Collected data
-- BEGIN --

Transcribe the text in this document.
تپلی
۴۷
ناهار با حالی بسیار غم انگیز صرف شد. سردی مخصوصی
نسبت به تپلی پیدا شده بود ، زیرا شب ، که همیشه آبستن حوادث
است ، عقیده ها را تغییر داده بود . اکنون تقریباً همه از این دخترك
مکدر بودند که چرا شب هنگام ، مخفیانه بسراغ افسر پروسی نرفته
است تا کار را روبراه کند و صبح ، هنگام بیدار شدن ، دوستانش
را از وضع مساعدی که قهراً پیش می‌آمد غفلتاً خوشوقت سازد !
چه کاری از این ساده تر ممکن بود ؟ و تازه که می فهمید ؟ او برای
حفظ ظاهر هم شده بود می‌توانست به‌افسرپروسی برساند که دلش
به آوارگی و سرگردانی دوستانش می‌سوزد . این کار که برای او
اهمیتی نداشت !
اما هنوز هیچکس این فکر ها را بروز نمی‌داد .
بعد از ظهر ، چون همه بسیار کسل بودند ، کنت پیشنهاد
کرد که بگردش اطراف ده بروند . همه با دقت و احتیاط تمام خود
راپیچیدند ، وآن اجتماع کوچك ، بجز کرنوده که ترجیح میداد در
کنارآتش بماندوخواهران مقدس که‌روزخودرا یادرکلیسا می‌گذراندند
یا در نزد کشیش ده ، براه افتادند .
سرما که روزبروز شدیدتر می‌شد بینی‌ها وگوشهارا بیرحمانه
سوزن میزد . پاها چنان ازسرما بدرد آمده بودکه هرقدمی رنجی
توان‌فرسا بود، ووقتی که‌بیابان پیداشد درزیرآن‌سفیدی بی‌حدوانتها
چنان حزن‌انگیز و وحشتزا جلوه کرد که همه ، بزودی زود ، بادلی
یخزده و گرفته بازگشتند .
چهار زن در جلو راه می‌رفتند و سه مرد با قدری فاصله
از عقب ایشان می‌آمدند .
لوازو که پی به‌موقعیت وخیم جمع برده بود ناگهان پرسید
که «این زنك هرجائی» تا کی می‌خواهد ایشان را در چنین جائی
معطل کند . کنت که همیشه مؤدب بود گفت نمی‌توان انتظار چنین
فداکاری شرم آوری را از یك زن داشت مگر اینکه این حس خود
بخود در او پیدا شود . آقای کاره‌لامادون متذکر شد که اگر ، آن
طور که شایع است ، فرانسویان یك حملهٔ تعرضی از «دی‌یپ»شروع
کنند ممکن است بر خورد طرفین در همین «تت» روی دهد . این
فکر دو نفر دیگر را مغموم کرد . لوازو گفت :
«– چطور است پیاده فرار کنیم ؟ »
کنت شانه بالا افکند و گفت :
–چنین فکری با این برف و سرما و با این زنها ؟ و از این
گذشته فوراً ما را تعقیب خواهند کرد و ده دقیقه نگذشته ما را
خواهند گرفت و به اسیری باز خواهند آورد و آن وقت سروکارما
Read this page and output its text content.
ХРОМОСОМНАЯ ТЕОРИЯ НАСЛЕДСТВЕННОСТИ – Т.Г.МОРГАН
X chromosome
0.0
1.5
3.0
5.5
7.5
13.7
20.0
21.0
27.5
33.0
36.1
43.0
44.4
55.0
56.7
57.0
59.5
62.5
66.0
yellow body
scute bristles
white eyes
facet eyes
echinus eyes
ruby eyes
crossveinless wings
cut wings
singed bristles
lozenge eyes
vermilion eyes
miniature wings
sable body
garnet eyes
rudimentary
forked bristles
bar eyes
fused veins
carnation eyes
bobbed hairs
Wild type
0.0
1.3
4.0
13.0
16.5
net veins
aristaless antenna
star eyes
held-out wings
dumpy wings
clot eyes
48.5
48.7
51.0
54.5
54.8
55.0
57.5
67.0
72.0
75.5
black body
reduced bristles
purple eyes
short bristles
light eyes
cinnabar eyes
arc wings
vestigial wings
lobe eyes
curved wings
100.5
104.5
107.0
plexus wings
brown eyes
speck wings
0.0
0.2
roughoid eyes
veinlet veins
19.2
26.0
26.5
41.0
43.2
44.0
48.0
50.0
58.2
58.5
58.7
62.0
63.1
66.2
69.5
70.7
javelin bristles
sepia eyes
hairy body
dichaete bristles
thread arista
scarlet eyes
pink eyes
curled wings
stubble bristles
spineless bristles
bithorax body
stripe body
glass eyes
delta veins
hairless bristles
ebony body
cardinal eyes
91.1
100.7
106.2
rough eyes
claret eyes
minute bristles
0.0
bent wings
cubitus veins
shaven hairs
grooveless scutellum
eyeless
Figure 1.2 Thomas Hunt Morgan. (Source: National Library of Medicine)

-- END --

*Your objective:*
Without leaving anything out, give the entries again exactly.

*Expected output:*
Transcribe the text in this document.
تپلی
۴۷
ناهار با حالی بسیار غم انگیز صرف شد. سردی مخصوصی
نسبت به تپلی پیدا شده بود ، زیرا شب ، که همیشه آبستن حوادث
است ، عقیده ها را تغییر داده بود . اکنون تقریباً همه از این دخترك
مکدر بودند که چرا شب هنگام ، مخفیانه بسراغ افسر پروسی نرفته
است تا کار را روبراه کند و صبح ، هنگام بیدار شدن ، دوستانش
را از وضع مساعدی که قهراً پیش می‌آمد غفلتاً خوشوقت سازد !
چه کاری از این ساده تر ممکن بود ؟ و تازه که می فهمید ؟ او برای
حفظ ظاهر هم شده بود می‌توانست به‌افسرپروسی برساند که دلش
به آوارگی و سرگردانی دوستانش می‌سوزد . این کار که برای او
اهمیتی نداشت !
اما هنوز هیچکس این فکر ها را بروز نمی‌داد .
بعد از ظهر ، چون همه بسیار کسل بودند ، کنت پیشنهاد
کرد که بگردش اطراف ده بروند . همه با دقت و احتیاط تمام خود
راپیچیدند ، وآن اجتماع کوچك ، بجز کرنوده که ترجیح میداد در
کنارآتش بماندوخواهران مقدس که‌روزخودرا یادرکلیسا می‌گذراندند
یا در نزد کشیش ده ، براه افتادند .
سرما که روزبروز شدیدتر می‌شد بینی‌ها وگوشهارا بیرحمانه
سوزن میزد . پاها چنان ازسرما بدرد آمده بودکه هرقدمی رنجی
توان‌فرسا بود، ووقتی که‌بیابان پیداشد درزیرآن‌سفیدی بی‌حدوانتها
چنان حزن‌انگیز و وحشتزا جلوه کرد که همه ، بزودی زود ، بادلی
یخزده و گرفته بازگشتند .
چهار زن در جلو راه می‌رفتند و سه مرد با قدری فاصله
از عقب ایشان می‌آمدند .
لوازو که پی به‌موقعیت وخیم جمع برده بود ناگهان پرسید
که «این زنك هرجائی» تا کی می‌خواهد ایشان را در چنین جائی
معطل کند . کنت که همیشه مؤدب بود گفت نمی‌توان انتظار چنین
فداکاری شرم آوری را از یك زن داشت مگر اینکه این حس خود
بخود در او پیدا شود . آقای کاره‌لامادون متذکر شد که اگر ، آن
طور که شایع است ، فرانسویان یك حملهٔ تعرضی از «دی‌یپ»شروع
کنند ممکن است بر خورد طرفین در همین «تت» روی دهد . این
فکر دو نفر دیگر را مغموم کرد . لوازو گفت :
«– چطور است پیاده فرار کنیم ؟ »
کنت شانه بالا افکند و گفت :
–چنین فکری با این برف و سرما و با این زنها ؟ و از این
گذشته فوراً ما را تعقیب خواهند کرد و ده دقیقه نگذشته ما را
خواهند گرفت و به اسیری باز خواهند آورد و آن وقت سروکارما
Read this page and output its text content.
ХРОМОСОМНАЯ ТЕОРИЯ НАСЛЕДСТВЕННОСТИ – Т.Г.МОРГАН
X chromosome
0.0
1.5
3.0
5.5
7.5
13.7
20.0
21.0
27.5
33.0
36.1
43.0
44.4
55.0
56.7
57.0
59.5
62.5
66.0
yellow body
scute bristles
white eyes
facet eyes
echinus eyes
ruby eyes
crossveinless wings
cut wings
singed bristles
lozenge eyes
vermilion eyes
miniature wings
sable body
garnet eyes
rudimentary
forked bristles
bar eyes
fused veins
carnation eyes
bobbed hairs
Wild type
0.0
1.3
4.0
13.0
16.5
net veins
aristaless antenna
star eyes
held-out wings
dumpy wings
clot eyes
48.5
48.7
51.0
54.5
54.8
55.0
57.5
67.0
72.0
75.5
black body
reduced bristles
purple eyes
short bristles
light eyes
cinnabar eyes
arc wings
vestigial wings
lobe eyes
curved wings
100.5
104.5
107.0
plexus wings
brown eyes
speck wings
0.0
0.2
roughoid eyes
veinlet veins
19.2
26.0
26.5
41.0
43.2
44.0
48.0
50.0
58.2
58.5
58.7
62.0
63.1
66.2
69.5
70.7
javelin bristles
sepia eyes
hairy body
dichaete bristles
thread arista
scarlet eyes
pink eyes
curled wings
stubble bristles
spineless bristles
bithorax body
stripe body
glass eyes
delta veins
hairless bristles
ebony body
cardinal eyes
91.1
100.7
106.2
rough eyes
claret eyes
minute bristles
0.0
bent wings
cubitus veins
shaven hairs
grooveless scutellum
eyeless
Figure 1.2 Thomas Hunt Morgan. (Source: National Library of Medicine)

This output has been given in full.